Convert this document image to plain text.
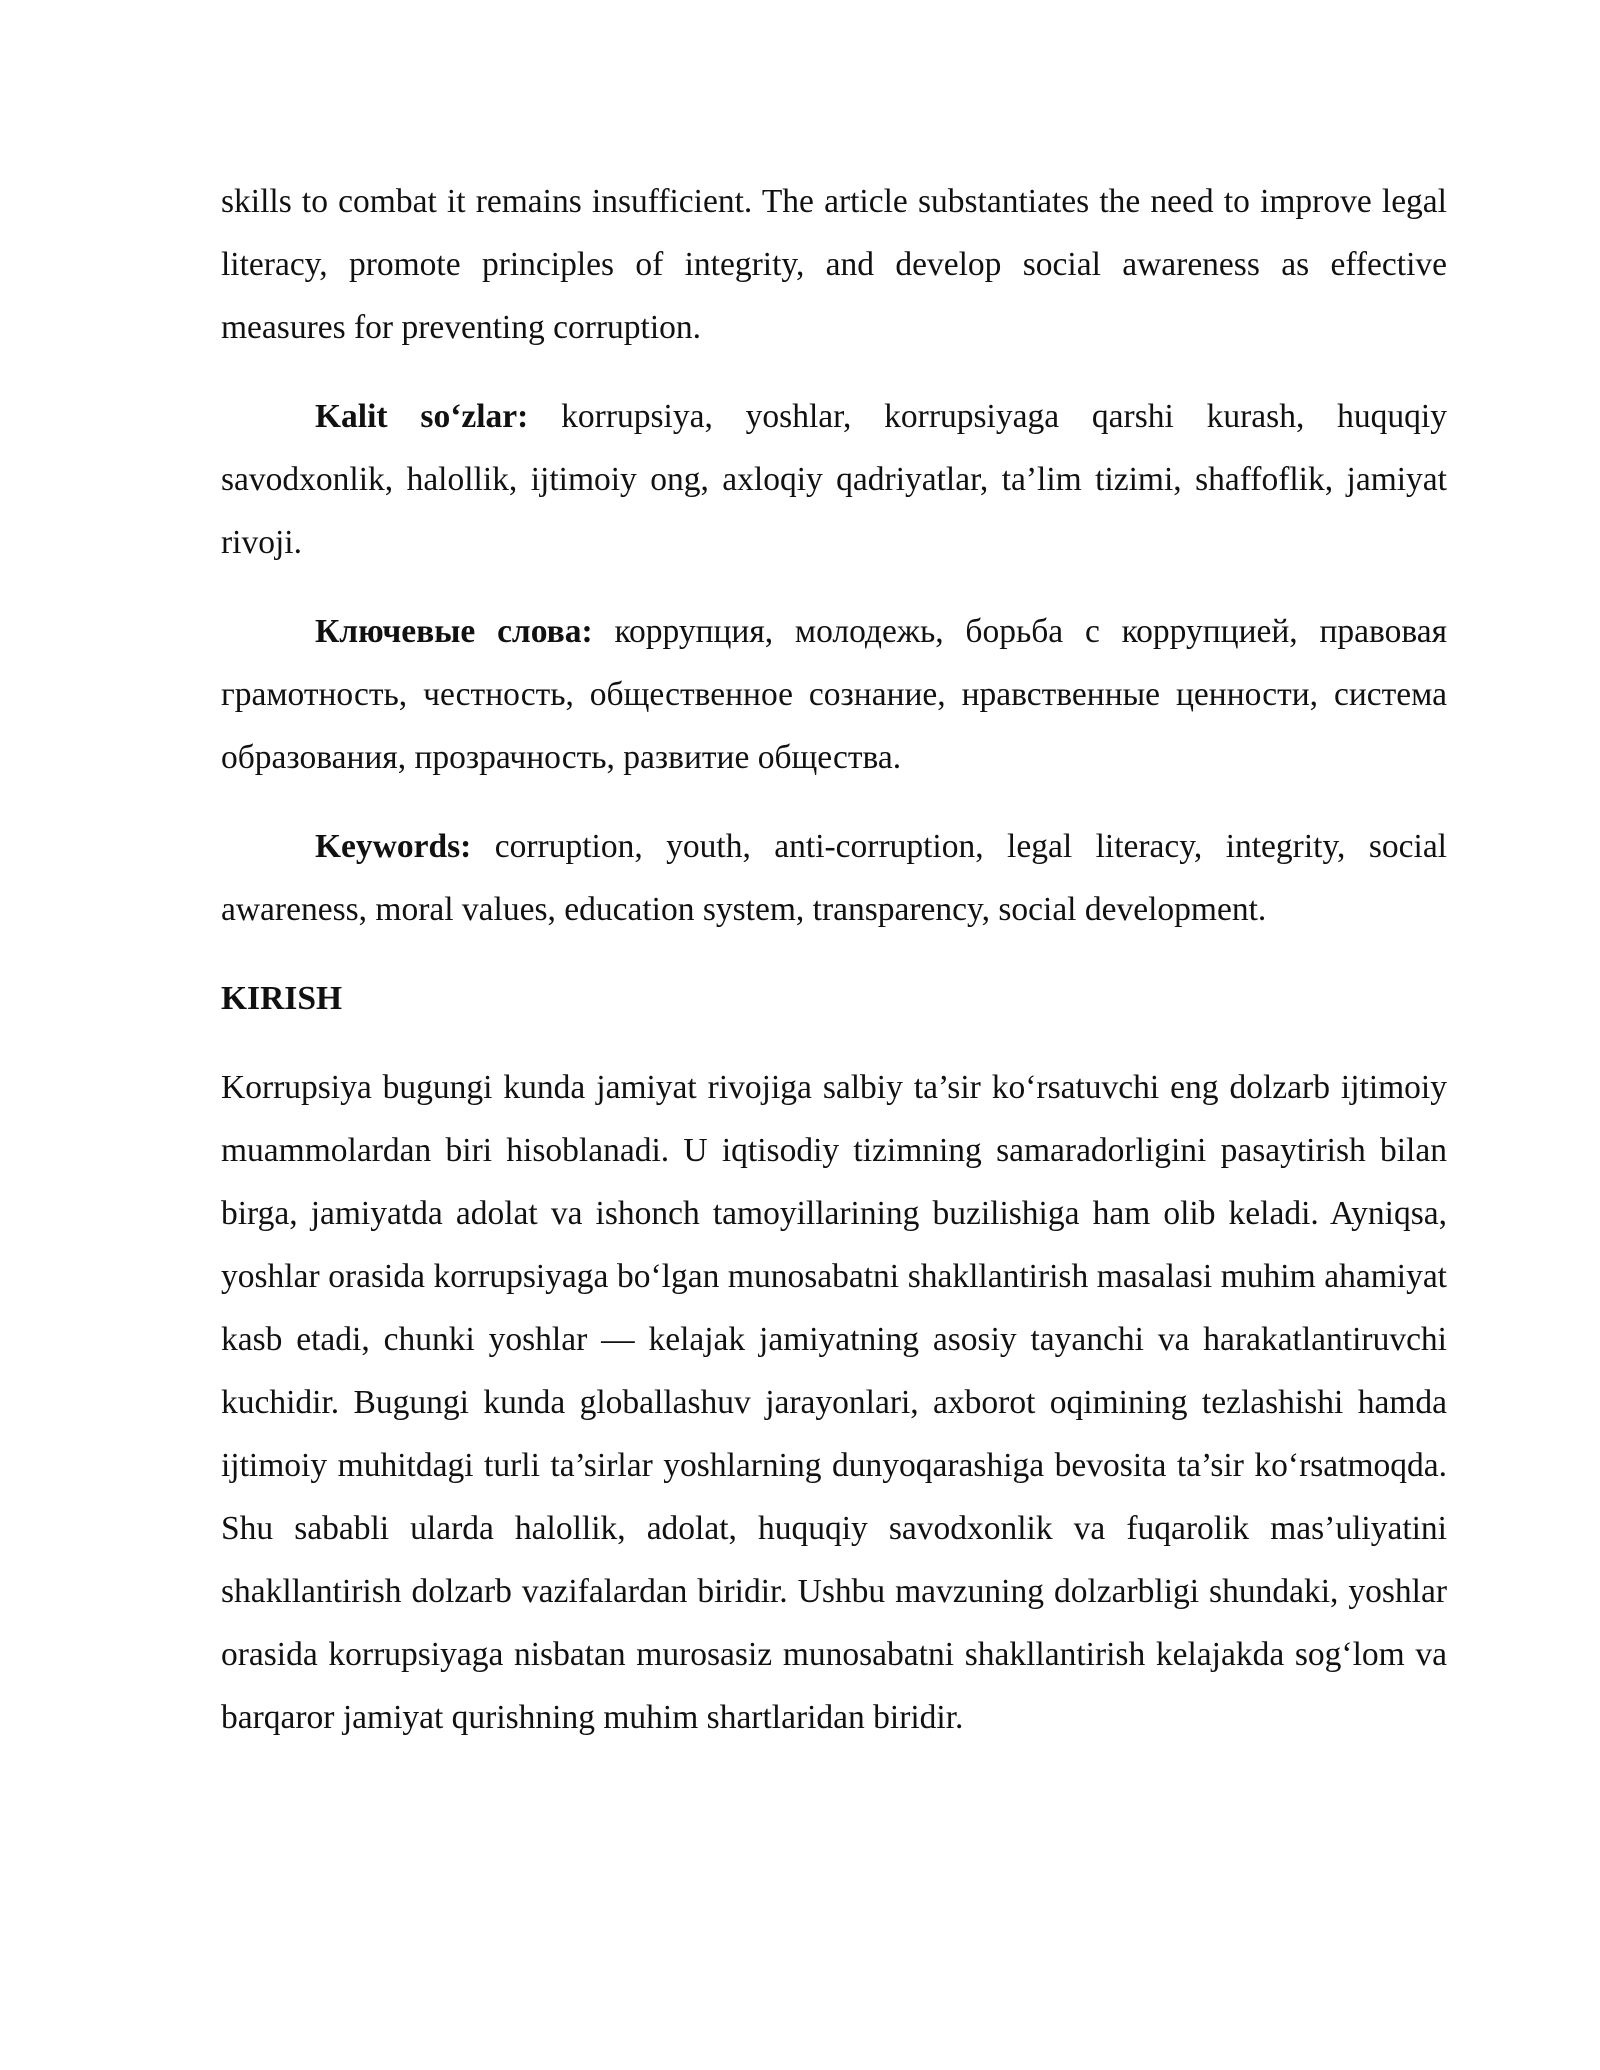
skills to combat it remains insufficient. The article substantiates the need to improve legal literacy, promote principles of integrity, and develop social awareness as effective measures for preventing corruption.

Kalit so‘zlar: korrupsiya, yoshlar, korrupsiyaga qarshi kurash, huquqiy savodxonlik, halollik, ijtimoiy ong, axloqiy qadriyatlar, ta’lim tizimi, shaffoflik, jamiyat rivoji.

Ключевые слова: коррупция, молодежь, борьба с коррупцией, правовая грамотность, честность, общественное сознание, нравственные ценности, система образования, прозрачность, развитие общества.

Keywords: corruption, youth, anti-corruption, legal literacy, integrity, social awareness, moral values, education system, transparency, social development.

KIRISH

Korrupsiya bugungi kunda jamiyat rivojiga salbiy ta’sir ko‘rsatuvchi eng dolzarb ijtimoiy muammolardan biri hisoblanadi. U iqtisodiy tizimning samaradorligini pasaytirish bilan birga, jamiyatda adolat va ishonch tamoyillarining buzilishiga ham olib keladi. Ayniqsa, yoshlar orasida korrupsiyaga bo‘lgan munosabatni shakllantirish masalasi muhim ahamiyat kasb etadi, chunki yoshlar — kelajak jamiyatning asosiy tayanchi va harakatlantiruvchi kuchidir. Bugungi kunda globallashuv jarayonlari, axborot oqimining tezlashishi hamda ijtimoiy muhitdagi turli ta’sirlar yoshlarning dunyoqarashiga bevosita ta’sir ko‘rsatmoqda. Shu sababli ularda halollik, adolat, huquqiy savodxonlik va fuqarolik mas’uliyatini shakllantirish dolzarb vazifalardan biridir. Ushbu mavzuning dolzarbligi shundaki, yoshlar orasida korrupsiyaga nisbatan murosasiz munosabatni shakllantirish kelajakda sog‘lom va barqaror jamiyat qurishning muhim shartlaridan biridir.
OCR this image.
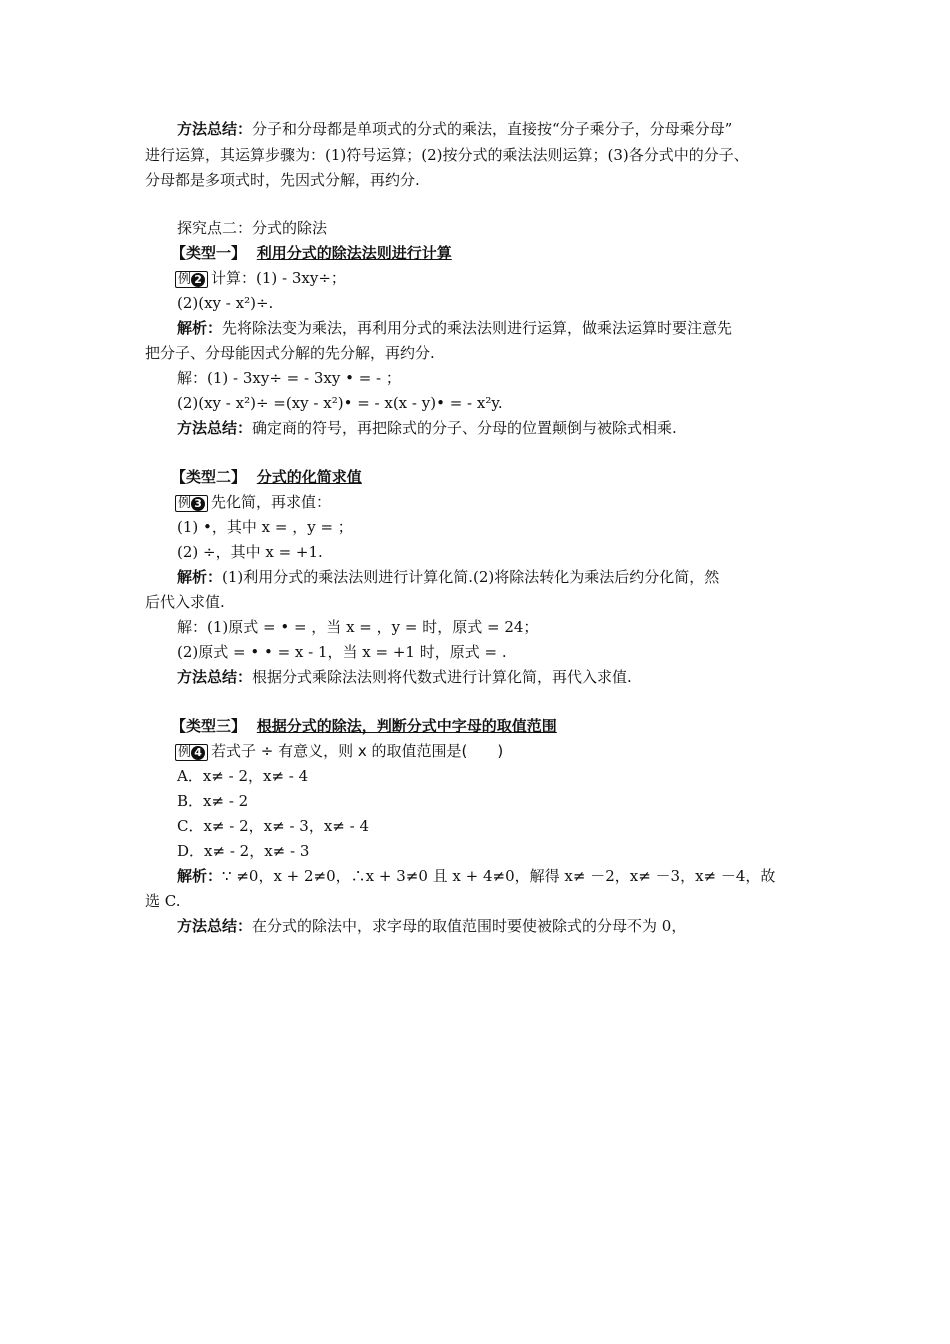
方法总结：分子和分母都是单项式的分式的乘法，直接按“分子乘分子，分母乘分母”
进行运算，其运算步骤为：(1)符号运算；(2)按分式的乘法法则运算；(3)各分式中的分子、
分母都是多项式时，先因式分解，再约分.
探究点二：分式的除法
【类型一】 利用分式的除法法则进行计算
例 2 计算：(1) - 3xy÷；
(2)(xy - x²)÷.
解析：先将除法变为乘法，再利用分式的乘法法则进行运算，做乘法运算时要注意先
把分子、分母能因式分解的先分解，再约分.
解：(1) - 3xy÷ = - 3xy • = - ；
(2)(xy - x²)÷ =(xy - x²)• = - x(x - y)• = - x²y.
方法总结：确定商的符号，再把除式的分子、分母的位置颠倒与被除式相乘.
【类型二】 分式的化简求值
例 3 先化简，再求值：
(1) •，其中 x = ，y = ；
(2) ÷，其中 x = +1.
解析：(1)利用分式的乘法法则进行计算化简.(2)将除法转化为乘法后约分化简，然
后代入求值.
解：(1)原式 = • = ，当 x = ，y = 时，原式 = 24；
(2)原式 = • • = x - 1，当 x = +1 时，原式 = .
方法总结：根据分式乘除法法则将代数式进行计算化简，再代入求值.
【类型三】 根据分式的除法，判断分式中字母的取值范围
例 4 若式子 ÷ 有意义，则 x 的取值范围是(　　)
A．x≠ - 2，x≠ - 4
B．x≠ - 2
C．x≠ - 2，x≠ - 3，x≠ - 4
D．x≠ - 2，x≠ - 3
解析：∵ ≠0，x + 2≠0，∴x + 3≠0 且 x + 4≠0，解得 x≠ －2，x≠ －3，x≠ －4，故
选 C.
方法总结：在分式的除法中，求字母的取值范围时要使被除式的分母不为 0，
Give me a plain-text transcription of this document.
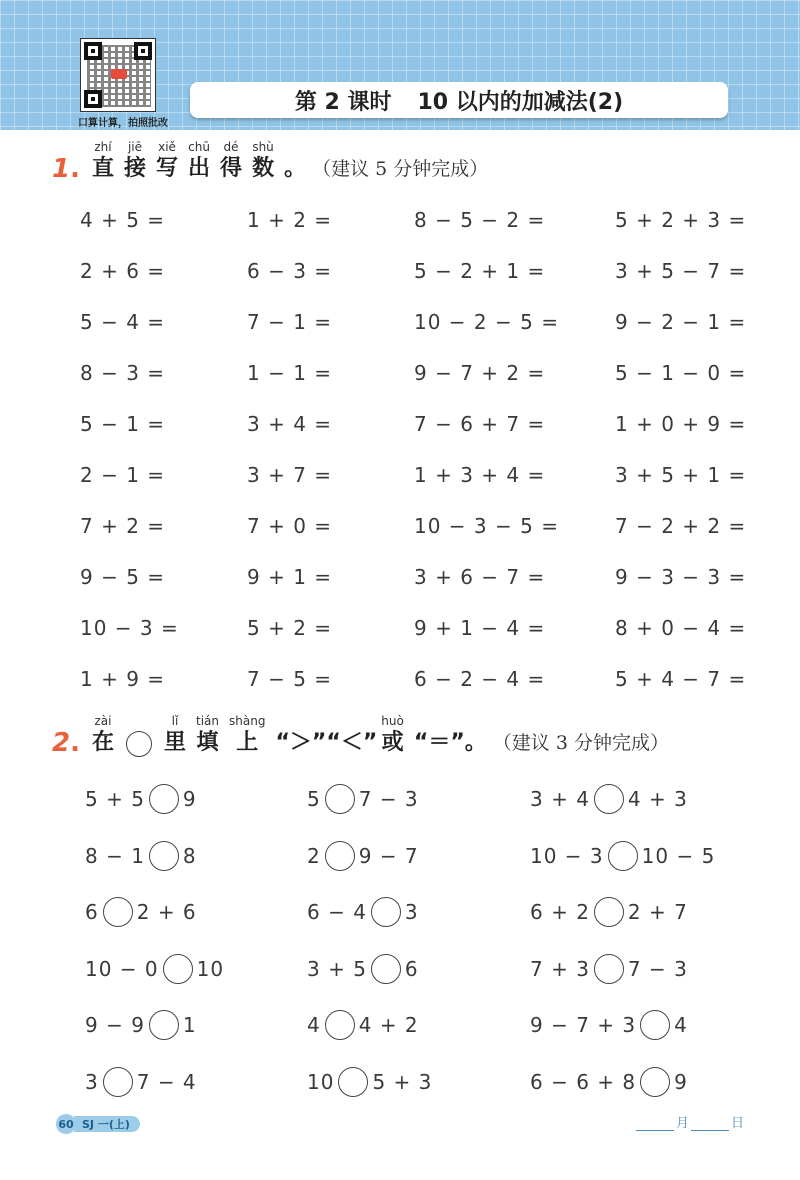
口算计算，拍照批改
第 2 课时 10 以内的加减法(2)
1.
zhí
直
jiē
接
xiě
写
chū
出
dé
得
shù
数 。 （建议 5 分钟完成）
4 + 5 =	1 + 2 =	8 − 5 − 2 =	5 + 2 + 3 =
2 + 6 =	6 − 3 =	5 − 2 + 1 =	3 + 5 − 7 =
5 − 4 =	7 − 1 =	10 − 2 − 5 =	9 − 2 − 1 =
8 − 3 =	1 − 1 =	9 − 7 + 2 =	5 − 1 − 0 =
5 − 1 =	3 + 4 =	7 − 6 + 7 =	1 + 0 + 9 =
2 − 1 =	3 + 7 =	1 + 3 + 4 =	3 + 5 + 1 =
7 + 2 =	7 + 0 =	10 − 3 − 5 =	7 − 2 + 2 =
9 − 5 =	9 + 1 =	3 + 6 − 7 =	9 − 3 − 3 =
10 − 3 =	5 + 2 =	9 + 1 − 4 =	8 + 0 − 4 =
1 + 9 =	7 − 5 =	6 − 2 − 4 =	5 + 4 − 7 =
2.
zài
在
lǐ
里
tián
填
shàng
上 “＞”“＜”
huò
或 “＝”。 （建议 3 分钟完成）
5 + 5 9	5 7 − 3	3 + 4 4 + 3
8 − 1 8	2 9 − 7	10 − 3 10 − 5
6 2 + 6	6 − 4 3	6 + 2 2 + 7
10 − 0 10	3 + 5 6	7 + 3 7 − 3
9 − 9 1	4 4 + 2	9 − 7 + 3 4
3 7 − 4	10 5 + 3	6 − 6 + 8 9
60 SJ 一(上)	月	日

------------------------

■ **JOB**: Omit the pictures, then output the rest of the listing exactly.

■ **TASK SOLUTION**:
Convert this document image to plain text.
skills to combat it remains insufficient. The article substantiates the need to improve legal literacy, promote principles of integrity, and develop social awareness as effective measures for preventing corruption.

Kalit so‘zlar: korrupsiya, yoshlar, korrupsiyaga qarshi kurash, huquqiy savodxonlik, halollik, ijtimoiy ong, axloqiy qadriyatlar, ta’lim tizimi, shaffoflik, jamiyat rivoji.

Ключевые слова: коррупция, молодежь, борьба с коррупцией, правовая грамотность, честность, общественное сознание, нравственные ценности, система образования, прозрачность, развитие общества.

Keywords: corruption, youth, anti-corruption, legal literacy, integrity, social awareness, moral values, education system, transparency, social development.

KIRISH

Korrupsiya bugungi kunda jamiyat rivojiga salbiy ta’sir ko‘rsatuvchi eng dolzarb ijtimoiy muammolardan biri hisoblanadi. U iqtisodiy tizimning samaradorligini pasaytirish bilan birga, jamiyatda adolat va ishonch tamoyillarining buzilishiga ham olib keladi. Ayniqsa, yoshlar orasida korrupsiyaga bo‘lgan munosabatni shakllantirish masalasi muhim ahamiyat kasb etadi, chunki yoshlar — kelajak jamiyatning asosiy tayanchi va harakatlantiruvchi kuchidir. Bugungi kunda globallashuv jarayonlari, axborot oqimining tezlashishi hamda ijtimoiy muhitdagi turli ta’sirlar yoshlarning dunyoqarashiga bevosita ta’sir ko‘rsatmoqda. Shu sababli ularda halollik, adolat, huquqiy savodxonlik va fuqarolik mas’uliyatini shakllantirish dolzarb vazifalardan biridir. Ushbu mavzuning dolzarbligi shundaki, yoshlar orasida korrupsiyaga nisbatan murosasiz munosabatni shakllantirish kelajakda sog‘lom va barqaror jamiyat qurishning muhim shartlaridan biridir.
OCR this image.
方法总结：分子和分母都是单项式的分式的乘法，直接按“分子乘分子，分母乘分母”
进行运算，其运算步骤为：(1)符号运算；(2)按分式的乘法法则运算；(3)各分式中的分子、
分母都是多项式时，先因式分解，再约分.
探究点二：分式的除法
【类型一】 利用分式的除法法则进行计算
例 2 计算：(1) - 3xy÷；
(2)(xy - x²)÷.
解析：先将除法变为乘法，再利用分式的乘法法则进行运算，做乘法运算时要注意先
把分子、分母能因式分解的先分解，再约分.
解：(1) - 3xy÷ = - 3xy • = - ；
(2)(xy - x²)÷ =(xy - x²)• = - x(x - y)• = - x²y.
方法总结：确定商的符号，再把除式的分子、分母的位置颠倒与被除式相乘.
【类型二】 分式的化简求值
例 3 先化简，再求值：
(1) •，其中 x = ，y = ；
(2) ÷，其中 x = +1.
解析：(1)利用分式的乘法法则进行计算化简.(2)将除法转化为乘法后约分化简，然
后代入求值.
解：(1)原式 = • = ，当 x = ，y = 时，原式 = 24；
(2)原式 = • • = x - 1，当 x = +1 时，原式 = .
方法总结：根据分式乘除法法则将代数式进行计算化简，再代入求值.
【类型三】 根据分式的除法，判断分式中字母的取值范围
例 4 若式子 ÷ 有意义，则 x 的取值范围是(　　)
A．x≠ - 2，x≠ - 4
B．x≠ - 2
C．x≠ - 2，x≠ - 3，x≠ - 4
D．x≠ - 2，x≠ - 3
解析：∵ ≠0，x + 2≠0，∴x + 3≠0 且 x + 4≠0，解得 x≠ －2，x≠ －3，x≠ －4，故
选 C.
方法总结：在分式的除法中，求字母的取值范围时要使被除式的分母不为 0，
Give me a plain-text transcription of this document.
口算计算，拍照批改
第 2 课时 10 以内的加减法(2)
1.
zhí
直
jiē
接
xiě
写
chū
出
dé
得
shù
数 。 （建议 5 分钟完成）
4 + 5 =	1 + 2 =	8 − 5 − 2 =	5 + 2 + 3 =
2 + 6 =	6 − 3 =	5 − 2 + 1 =	3 + 5 − 7 =
5 − 4 =	7 − 1 =	10 − 2 − 5 =	9 − 2 − 1 =
8 − 3 =	1 − 1 =	9 − 7 + 2 =	5 − 1 − 0 =
5 − 1 =	3 + 4 =	7 − 6 + 7 =	1 + 0 + 9 =
2 − 1 =	3 + 7 =	1 + 3 + 4 =	3 + 5 + 1 =
7 + 2 =	7 + 0 =	10 − 3 − 5 =	7 − 2 + 2 =
9 − 5 =	9 + 1 =	3 + 6 − 7 =	9 − 3 − 3 =
10 − 3 =	5 + 2 =	9 + 1 − 4 =	8 + 0 − 4 =
1 + 9 =	7 − 5 =	6 − 2 − 4 =	5 + 4 − 7 =
2.
zài
在
lǐ
里
tián
填
shàng
上 “＞”“＜”
huò
或 “＝”。 （建议 3 分钟完成）
5 + 5 9	5 7 − 3	3 + 4 4 + 3
8 − 1 8	2 9 − 7	10 − 3 10 − 5
6 2 + 6	6 − 4 3	6 + 2 2 + 7
10 − 0 10	3 + 5 6	7 + 3 7 − 3
9 − 9 1	4 4 + 2	9 − 7 + 3 4
3 7 − 4	10 5 + 3	6 − 6 + 8 9
60 SJ 一(上)	月	日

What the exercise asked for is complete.